-- The request --
Print all of the entries exactly, minus the pictures.

-- Provided records --
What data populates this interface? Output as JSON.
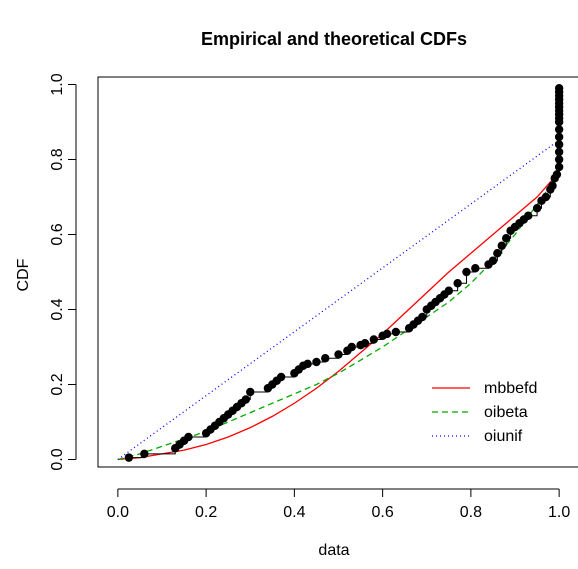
{
  "chart_data": {
    "type": "scatter",
    "title": "Empirical and theoretical CDFs",
    "xlabel": "data",
    "ylabel": "CDF",
    "xlim": [
      0.0,
      1.0
    ],
    "ylim": [
      0.0,
      1.0
    ],
    "xticks": [
      "0.0",
      "0.2",
      "0.4",
      "0.6",
      "0.8",
      "1.0"
    ],
    "yticks": [
      "0.0",
      "0.2",
      "0.4",
      "0.6",
      "0.8",
      "1.0"
    ],
    "grid": false,
    "legend_position": "bottom-right",
    "empirical": {
      "x": [
        0.025,
        0.06,
        0.13,
        0.14,
        0.15,
        0.16,
        0.2,
        0.21,
        0.22,
        0.23,
        0.24,
        0.25,
        0.26,
        0.27,
        0.28,
        0.29,
        0.3,
        0.34,
        0.35,
        0.36,
        0.37,
        0.4,
        0.41,
        0.42,
        0.43,
        0.45,
        0.47,
        0.5,
        0.52,
        0.53,
        0.55,
        0.56,
        0.58,
        0.6,
        0.61,
        0.63,
        0.66,
        0.67,
        0.68,
        0.69,
        0.7,
        0.71,
        0.72,
        0.73,
        0.74,
        0.75,
        0.77,
        0.79,
        0.81,
        0.84,
        0.85,
        0.86,
        0.87,
        0.88,
        0.89,
        0.9,
        0.91,
        0.92,
        0.93,
        0.95,
        0.96,
        0.97,
        0.98,
        0.985,
        0.99,
        0.995,
        1.0,
        1.0,
        1.0,
        1.0,
        1.0,
        1.0,
        1.0,
        1.0,
        1.0,
        1.0,
        1.0,
        1.0,
        1.0,
        1.0,
        1.0,
        1.0
      ],
      "y": [
        0.005,
        0.015,
        0.03,
        0.04,
        0.05,
        0.06,
        0.07,
        0.08,
        0.09,
        0.1,
        0.11,
        0.12,
        0.13,
        0.14,
        0.15,
        0.16,
        0.18,
        0.19,
        0.2,
        0.21,
        0.22,
        0.23,
        0.24,
        0.25,
        0.255,
        0.26,
        0.27,
        0.28,
        0.29,
        0.3,
        0.305,
        0.31,
        0.32,
        0.33,
        0.335,
        0.34,
        0.35,
        0.36,
        0.37,
        0.38,
        0.4,
        0.41,
        0.42,
        0.43,
        0.44,
        0.45,
        0.47,
        0.5,
        0.51,
        0.52,
        0.53,
        0.55,
        0.57,
        0.59,
        0.61,
        0.62,
        0.63,
        0.64,
        0.65,
        0.67,
        0.69,
        0.7,
        0.72,
        0.73,
        0.75,
        0.76,
        0.78,
        0.8,
        0.82,
        0.84,
        0.86,
        0.88,
        0.9,
        0.91,
        0.92,
        0.93,
        0.94,
        0.95,
        0.96,
        0.97,
        0.98,
        0.99
      ]
    },
    "series": [
      {
        "name": "mbbefd",
        "color": "#ff0000",
        "dash": "solid",
        "x": [
          0.0,
          0.05,
          0.1,
          0.15,
          0.2,
          0.25,
          0.3,
          0.35,
          0.4,
          0.45,
          0.5,
          0.55,
          0.6,
          0.65,
          0.7,
          0.75,
          0.8,
          0.85,
          0.9,
          0.95,
          0.98,
          0.995,
          1.0
        ],
        "y": [
          0.0,
          0.005,
          0.015,
          0.025,
          0.04,
          0.06,
          0.085,
          0.115,
          0.15,
          0.19,
          0.235,
          0.285,
          0.335,
          0.39,
          0.445,
          0.5,
          0.55,
          0.6,
          0.65,
          0.7,
          0.74,
          0.76,
          1.0
        ]
      },
      {
        "name": "oibeta",
        "color": "#00aa00",
        "dash": "dashed",
        "x": [
          0.0,
          0.05,
          0.1,
          0.15,
          0.2,
          0.25,
          0.3,
          0.35,
          0.4,
          0.45,
          0.5,
          0.55,
          0.6,
          0.65,
          0.7,
          0.75,
          0.8,
          0.85,
          0.9,
          0.95,
          0.98,
          0.995,
          1.0
        ],
        "y": [
          0.0,
          0.015,
          0.035,
          0.055,
          0.075,
          0.1,
          0.125,
          0.15,
          0.175,
          0.2,
          0.23,
          0.265,
          0.3,
          0.34,
          0.38,
          0.42,
          0.47,
          0.53,
          0.6,
          0.68,
          0.73,
          0.75,
          1.0
        ]
      },
      {
        "name": "oiunif",
        "color": "#0000ff",
        "dash": "dotted",
        "x": [
          0.0,
          0.998,
          1.0
        ],
        "y": [
          0.0,
          0.85,
          1.0
        ]
      }
    ]
  }
}
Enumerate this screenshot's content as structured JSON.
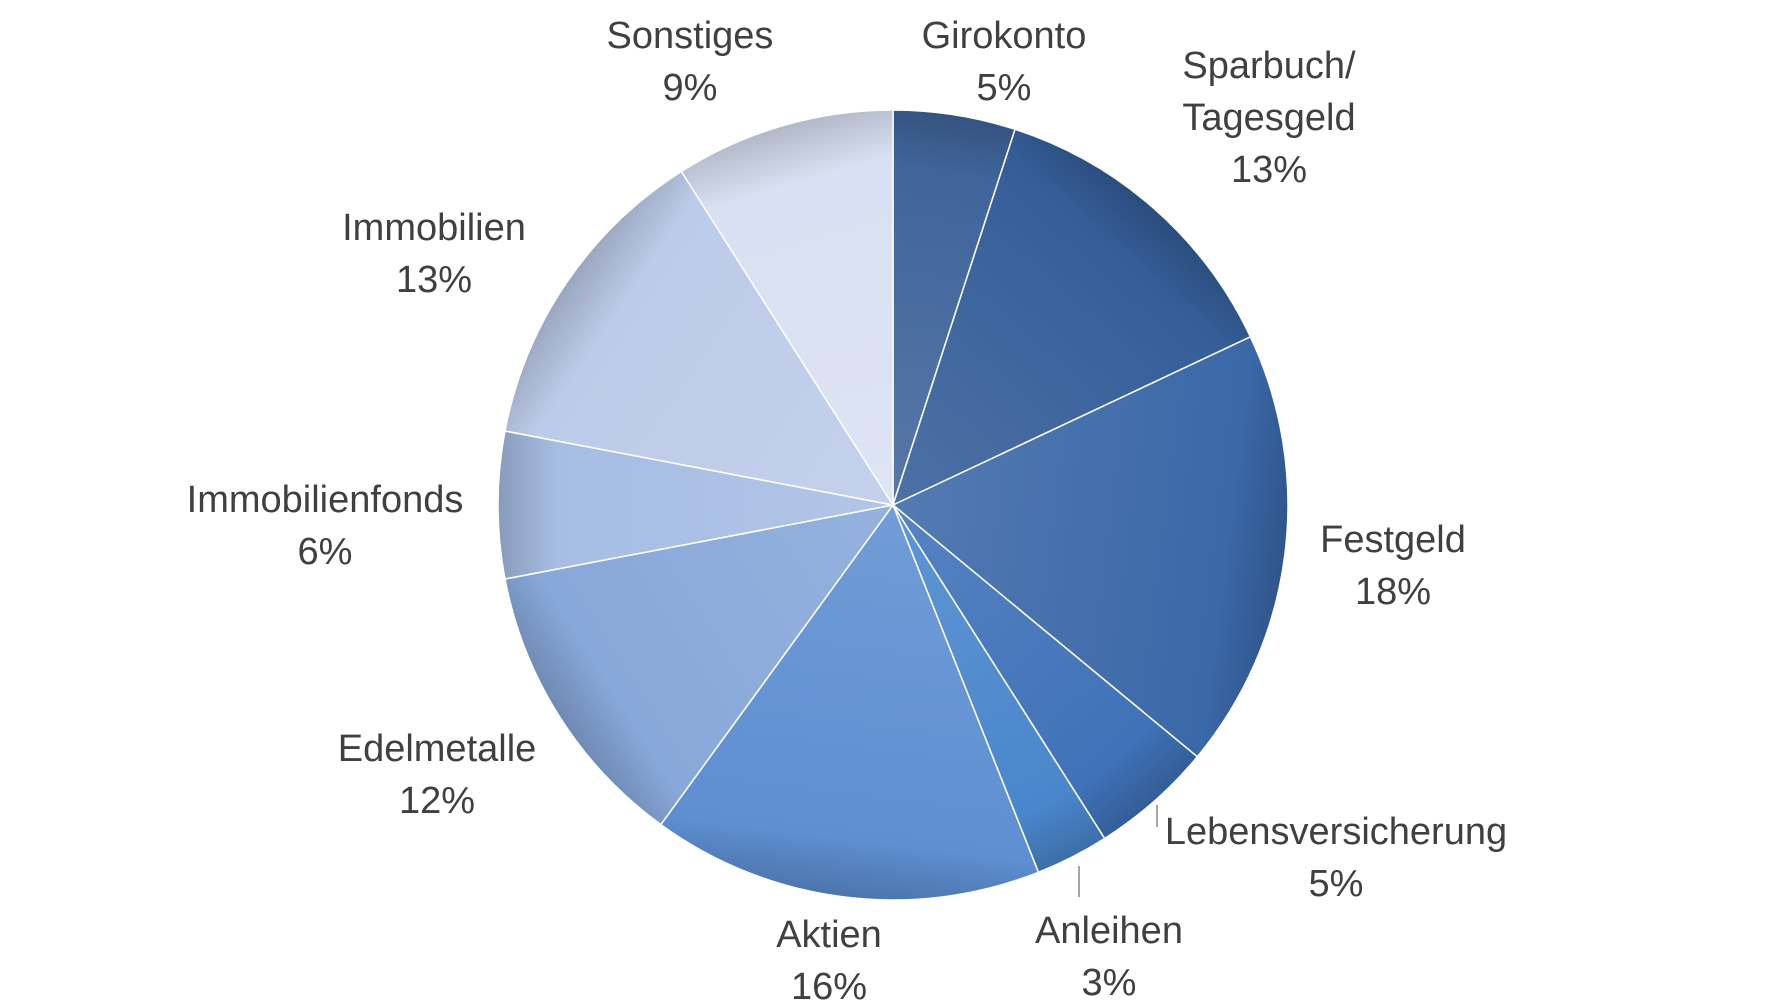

-- Answer below --
What data populates this interface? Output as JSON.
{
  "chart_data": {
    "type": "scatter",
    "title": "Empirical and theoretical CDFs",
    "xlabel": "data",
    "ylabel": "CDF",
    "xlim": [
      0.0,
      1.0
    ],
    "ylim": [
      0.0,
      1.0
    ],
    "xticks": [
      "0.0",
      "0.2",
      "0.4",
      "0.6",
      "0.8",
      "1.0"
    ],
    "yticks": [
      "0.0",
      "0.2",
      "0.4",
      "0.6",
      "0.8",
      "1.0"
    ],
    "grid": false,
    "legend_position": "bottom-right",
    "empirical": {
      "x": [
        0.025,
        0.06,
        0.13,
        0.14,
        0.15,
        0.16,
        0.2,
        0.21,
        0.22,
        0.23,
        0.24,
        0.25,
        0.26,
        0.27,
        0.28,
        0.29,
        0.3,
        0.34,
        0.35,
        0.36,
        0.37,
        0.4,
        0.41,
        0.42,
        0.43,
        0.45,
        0.47,
        0.5,
        0.52,
        0.53,
        0.55,
        0.56,
        0.58,
        0.6,
        0.61,
        0.63,
        0.66,
        0.67,
        0.68,
        0.69,
        0.7,
        0.71,
        0.72,
        0.73,
        0.74,
        0.75,
        0.77,
        0.79,
        0.81,
        0.84,
        0.85,
        0.86,
        0.87,
        0.88,
        0.89,
        0.9,
        0.91,
        0.92,
        0.93,
        0.95,
        0.96,
        0.97,
        0.98,
        0.985,
        0.99,
        0.995,
        1.0,
        1.0,
        1.0,
        1.0,
        1.0,
        1.0,
        1.0,
        1.0,
        1.0,
        1.0,
        1.0,
        1.0,
        1.0,
        1.0,
        1.0,
        1.0
      ],
      "y": [
        0.005,
        0.015,
        0.03,
        0.04,
        0.05,
        0.06,
        0.07,
        0.08,
        0.09,
        0.1,
        0.11,
        0.12,
        0.13,
        0.14,
        0.15,
        0.16,
        0.18,
        0.19,
        0.2,
        0.21,
        0.22,
        0.23,
        0.24,
        0.25,
        0.255,
        0.26,
        0.27,
        0.28,
        0.29,
        0.3,
        0.305,
        0.31,
        0.32,
        0.33,
        0.335,
        0.34,
        0.35,
        0.36,
        0.37,
        0.38,
        0.4,
        0.41,
        0.42,
        0.43,
        0.44,
        0.45,
        0.47,
        0.5,
        0.51,
        0.52,
        0.53,
        0.55,
        0.57,
        0.59,
        0.61,
        0.62,
        0.63,
        0.64,
        0.65,
        0.67,
        0.69,
        0.7,
        0.72,
        0.73,
        0.75,
        0.76,
        0.78,
        0.8,
        0.82,
        0.84,
        0.86,
        0.88,
        0.9,
        0.91,
        0.92,
        0.93,
        0.94,
        0.95,
        0.96,
        0.97,
        0.98,
        0.99
      ]
    },
    "series": [
      {
        "name": "mbbefd",
        "color": "#ff0000",
        "dash": "solid",
        "x": [
          0.0,
          0.05,
          0.1,
          0.15,
          0.2,
          0.25,
          0.3,
          0.35,
          0.4,
          0.45,
          0.5,
          0.55,
          0.6,
          0.65,
          0.7,
          0.75,
          0.8,
          0.85,
          0.9,
          0.95,
          0.98,
          0.995,
          1.0
        ],
        "y": [
          0.0,
          0.005,
          0.015,
          0.025,
          0.04,
          0.06,
          0.085,
          0.115,
          0.15,
          0.19,
          0.235,
          0.285,
          0.335,
          0.39,
          0.445,
          0.5,
          0.55,
          0.6,
          0.65,
          0.7,
          0.74,
          0.76,
          1.0
        ]
      },
      {
        "name": "oibeta",
        "color": "#00aa00",
        "dash": "dashed",
        "x": [
          0.0,
          0.05,
          0.1,
          0.15,
          0.2,
          0.25,
          0.3,
          0.35,
          0.4,
          0.45,
          0.5,
          0.55,
          0.6,
          0.65,
          0.7,
          0.75,
          0.8,
          0.85,
          0.9,
          0.95,
          0.98,
          0.995,
          1.0
        ],
        "y": [
          0.0,
          0.015,
          0.035,
          0.055,
          0.075,
          0.1,
          0.125,
          0.15,
          0.175,
          0.2,
          0.23,
          0.265,
          0.3,
          0.34,
          0.38,
          0.42,
          0.47,
          0.53,
          0.6,
          0.68,
          0.73,
          0.75,
          1.0
        ]
      },
      {
        "name": "oiunif",
        "color": "#0000ff",
        "dash": "dotted",
        "x": [
          0.0,
          0.998,
          1.0
        ],
        "y": [
          0.0,
          0.85,
          1.0
        ]
      }
    ]
  }
}
Enumerate this screenshot's content as structured JSON.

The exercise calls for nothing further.